#### PROBLEM DETAILS:
Scan the records below. List lines holding "type".
══ DATASET
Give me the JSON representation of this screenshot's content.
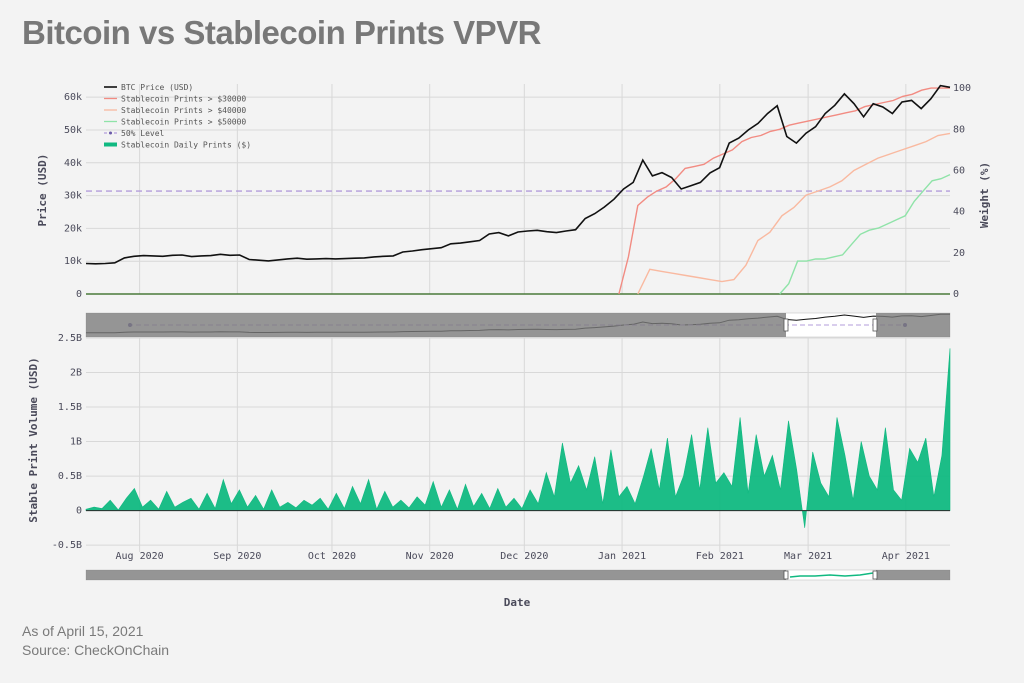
{
  "header": {
    "title": "Bitcoin vs Stablecoin Prints VPVR"
  },
  "footer": {
    "as_of": "As of April 15, 2021",
    "source": "Source: CheckOnChain"
  },
  "chart_data": [
    {
      "type": "line",
      "xlabel": "",
      "ylabel": "Price (USD)",
      "y2label": "Weight (%)",
      "x_ticks": [
        "Aug 2020",
        "Sep 2020",
        "Oct 2020",
        "Nov 2020",
        "Dec 2020",
        "Jan 2021",
        "Feb 2021",
        "Mar 2021",
        "Apr 2021"
      ],
      "y_ticks": [
        "0",
        "10k",
        "20k",
        "30k",
        "40k",
        "50k",
        "60k"
      ],
      "y2_ticks": [
        "0",
        "20",
        "40",
        "60",
        "80",
        "100"
      ],
      "ylim": [
        0,
        64000
      ],
      "y2lim": [
        0,
        102
      ],
      "legend": [
        "BTC Price (USD)",
        "Stablecoin Prints > $30000",
        "Stablecoin Prints > $40000",
        "Stablecoin Prints > $50000",
        "50% Level",
        "Stablecoin Daily Prints ($)"
      ],
      "colors": {
        "btc": "#111111",
        "p30": "#f28b82",
        "p40": "#f9b9a0",
        "p50": "#8fe3a8",
        "level": "#b39ddb",
        "daily": "#10b981"
      },
      "series": [
        {
          "name": "BTC Price (USD)",
          "date_range": [
            "2020-07-15",
            "2021-04-15"
          ],
          "values": [
            9300,
            9200,
            9300,
            9500,
            11000,
            11500,
            11700,
            11600,
            11500,
            11800,
            11900,
            11400,
            11600,
            11700,
            12100,
            11800,
            11900,
            10500,
            10300,
            10100,
            10400,
            10700,
            10900,
            10600,
            10700,
            10800,
            10700,
            10800,
            10900,
            11000,
            11300,
            11500,
            11600,
            12800,
            13100,
            13500,
            13800,
            14100,
            15300,
            15500,
            15900,
            16300,
            18300,
            18700,
            17700,
            18900,
            19200,
            19400,
            19000,
            18700,
            19200,
            19600,
            23000,
            24500,
            26500,
            28900,
            32000,
            34000,
            40800,
            36000,
            37000,
            35500,
            32000,
            33000,
            34000,
            36900,
            38500,
            46000,
            47500,
            50000,
            52000,
            55000,
            57400,
            48000,
            46000,
            49000,
            51000,
            55000,
            57500,
            61000,
            58000,
            54000,
            58000,
            57000,
            55000,
            58500,
            59000,
            56500,
            59500,
            63500,
            63000
          ]
        },
        {
          "name": "Stablecoin Prints > $30000",
          "date_range": [
            "2020-12-31",
            "2021-04-15"
          ],
          "values": [
            0,
            18,
            43,
            47,
            50,
            52,
            56,
            61,
            62,
            63,
            66,
            68,
            70,
            74,
            76,
            77,
            79,
            80,
            82,
            83,
            84,
            85,
            86,
            87,
            88,
            89,
            91,
            92,
            93,
            94,
            96,
            97,
            99,
            100,
            100,
            100
          ]
        },
        {
          "name": "Stablecoin Prints > $40000",
          "date_range": [
            "2021-01-06",
            "2021-04-15"
          ],
          "values": [
            0,
            12,
            11,
            10,
            9,
            8,
            7,
            6,
            7,
            14,
            26,
            30,
            38,
            42,
            48,
            50,
            52,
            55,
            60,
            63,
            66,
            68,
            70,
            72,
            74,
            77,
            78
          ]
        },
        {
          "name": "Stablecoin Prints > $50000",
          "date_range": [
            "2021-02-20",
            "2021-04-15"
          ],
          "values": [
            0,
            5,
            16,
            16,
            17,
            17,
            18,
            19,
            24,
            29,
            31,
            32,
            34,
            36,
            38,
            45,
            50,
            55,
            56,
            58
          ]
        },
        {
          "name": "50% Level",
          "value": 50
        }
      ]
    },
    {
      "type": "area",
      "xlabel": "Date",
      "ylabel": "Stable Print Volume (USD)",
      "x_ticks": [
        "Aug 2020",
        "Sep 2020",
        "Oct 2020",
        "Nov 2020",
        "Dec 2020",
        "Jan 2021",
        "Feb 2021",
        "Mar 2021",
        "Apr 2021"
      ],
      "y_ticks": [
        "-0.5B",
        "0",
        "0.5B",
        "1B",
        "1.5B",
        "2B",
        "2.5B"
      ],
      "ylim": [
        -0.6,
        2.5
      ],
      "series": [
        {
          "name": "Stablecoin Daily Prints ($)",
          "date_range": [
            "2020-07-15",
            "2021-04-15"
          ],
          "values": [
            0.02,
            0.05,
            0.03,
            0.15,
            0.01,
            0.18,
            0.32,
            0.05,
            0.15,
            0.02,
            0.28,
            0.05,
            0.12,
            0.18,
            0.02,
            0.25,
            0.03,
            0.45,
            0.1,
            0.3,
            0.05,
            0.22,
            0.02,
            0.3,
            0.05,
            0.12,
            0.04,
            0.15,
            0.08,
            0.18,
            0.02,
            0.25,
            0.03,
            0.35,
            0.1,
            0.45,
            0.02,
            0.28,
            0.05,
            0.15,
            0.04,
            0.2,
            0.08,
            0.42,
            0.05,
            0.3,
            0.02,
            0.38,
            0.06,
            0.25,
            0.03,
            0.32,
            0.05,
            0.18,
            0.03,
            0.3,
            0.1,
            0.55,
            0.2,
            0.98,
            0.4,
            0.65,
            0.3,
            0.78,
            0.1,
            0.88,
            0.2,
            0.35,
            0.1,
            0.48,
            0.9,
            0.3,
            1.05,
            0.2,
            0.5,
            1.1,
            0.3,
            1.2,
            0.4,
            0.55,
            0.35,
            1.35,
            0.25,
            1.1,
            0.5,
            0.8,
            0.3,
            1.3,
            0.6,
            -0.25,
            0.85,
            0.4,
            0.2,
            1.35,
            0.8,
            0.15,
            1.0,
            0.5,
            0.3,
            1.2,
            0.3,
            0.15,
            0.9,
            0.7,
            1.05,
            0.2,
            0.8,
            2.35
          ]
        }
      ]
    }
  ]
}
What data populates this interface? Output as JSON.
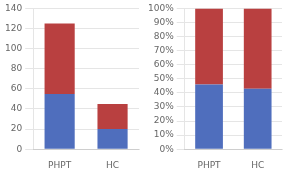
{
  "chart_data": [
    {
      "type": "bar",
      "categories": [
        "PHPT",
        "HC"
      ],
      "series": [
        {
          "color": "#4F6EBD",
          "values": [
            55,
            20
          ]
        },
        {
          "color": "#B94040",
          "values": [
            70,
            25
          ]
        }
      ],
      "stacked": true,
      "ylim": [
        0,
        140
      ],
      "yticks": [
        0,
        20,
        40,
        60,
        80,
        100,
        120,
        140
      ],
      "grid": true
    },
    {
      "type": "bar",
      "categories": [
        "PHPT",
        "HC"
      ],
      "series": [
        {
          "color": "#4F6EBD",
          "values": [
            46,
            43
          ]
        },
        {
          "color": "#B94040",
          "values": [
            54,
            57
          ]
        }
      ],
      "stacked": true,
      "ylim": [
        0,
        100
      ],
      "yticks": [
        {
          "value": 0,
          "label": "0%"
        },
        {
          "value": 10,
          "label": "10%"
        },
        {
          "value": 20,
          "label": "20%"
        },
        {
          "value": 30,
          "label": "30%"
        },
        {
          "value": 40,
          "label": "40%"
        },
        {
          "value": 50,
          "label": "50%"
        },
        {
          "value": 60,
          "label": "60%"
        },
        {
          "value": 70,
          "label": "70%"
        },
        {
          "value": 80,
          "label": "80%"
        },
        {
          "value": 90,
          "label": "90%"
        },
        {
          "value": 100,
          "label": "100%"
        }
      ],
      "grid": true
    }
  ]
}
════
#### SOLUTION TO THE PROBLEM:
      "type": "line",
      "type": "area",
      "type": "bar",
      "type": "bar",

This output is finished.